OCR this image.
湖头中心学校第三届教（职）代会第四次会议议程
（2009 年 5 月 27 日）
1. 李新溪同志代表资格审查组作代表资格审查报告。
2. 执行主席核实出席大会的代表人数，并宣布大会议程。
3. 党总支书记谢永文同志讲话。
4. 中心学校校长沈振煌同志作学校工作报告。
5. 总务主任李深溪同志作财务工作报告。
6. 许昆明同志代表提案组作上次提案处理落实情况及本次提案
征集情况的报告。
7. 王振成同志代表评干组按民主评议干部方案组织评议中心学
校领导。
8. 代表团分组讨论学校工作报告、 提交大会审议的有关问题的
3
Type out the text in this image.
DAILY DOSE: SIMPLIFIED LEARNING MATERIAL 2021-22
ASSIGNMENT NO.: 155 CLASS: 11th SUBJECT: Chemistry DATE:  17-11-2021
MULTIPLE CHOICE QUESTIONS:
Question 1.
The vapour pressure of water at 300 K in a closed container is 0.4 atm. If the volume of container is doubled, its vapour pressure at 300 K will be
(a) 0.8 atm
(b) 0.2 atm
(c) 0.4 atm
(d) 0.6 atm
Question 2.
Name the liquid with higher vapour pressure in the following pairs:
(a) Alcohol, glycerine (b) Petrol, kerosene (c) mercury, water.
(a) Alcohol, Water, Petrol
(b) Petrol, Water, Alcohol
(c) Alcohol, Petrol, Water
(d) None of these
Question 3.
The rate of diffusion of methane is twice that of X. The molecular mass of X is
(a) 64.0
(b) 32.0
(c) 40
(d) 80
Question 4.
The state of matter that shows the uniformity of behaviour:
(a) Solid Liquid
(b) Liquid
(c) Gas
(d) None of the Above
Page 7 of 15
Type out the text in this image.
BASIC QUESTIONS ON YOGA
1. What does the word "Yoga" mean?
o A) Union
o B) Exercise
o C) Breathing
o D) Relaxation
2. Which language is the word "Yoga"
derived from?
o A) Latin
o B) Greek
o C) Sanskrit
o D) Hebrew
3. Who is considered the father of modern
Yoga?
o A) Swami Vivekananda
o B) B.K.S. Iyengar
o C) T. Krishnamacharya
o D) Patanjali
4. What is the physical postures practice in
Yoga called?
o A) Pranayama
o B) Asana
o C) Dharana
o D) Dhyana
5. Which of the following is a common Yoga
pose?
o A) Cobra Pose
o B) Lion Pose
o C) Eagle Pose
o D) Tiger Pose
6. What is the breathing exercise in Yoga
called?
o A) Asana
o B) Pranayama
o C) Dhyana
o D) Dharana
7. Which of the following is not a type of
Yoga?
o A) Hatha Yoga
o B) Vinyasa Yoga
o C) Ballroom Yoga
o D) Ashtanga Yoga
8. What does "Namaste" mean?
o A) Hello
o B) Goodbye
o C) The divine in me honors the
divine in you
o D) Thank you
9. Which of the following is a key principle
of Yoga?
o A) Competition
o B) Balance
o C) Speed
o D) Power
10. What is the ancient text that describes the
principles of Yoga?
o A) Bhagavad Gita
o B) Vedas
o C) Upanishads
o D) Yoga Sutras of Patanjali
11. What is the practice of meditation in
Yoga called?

- [Problem description]: Pick each line holding the word "What" out of the data and copy it.

- [Reply to the exercise]:
1. What does the word "Yoga" mean?
4. What is the physical postures practice in
6. What is the breathing exercise in Yoga
8. What does "Namaste" mean?
10. What is the ancient text that describes the
11. What is the practice of meditation in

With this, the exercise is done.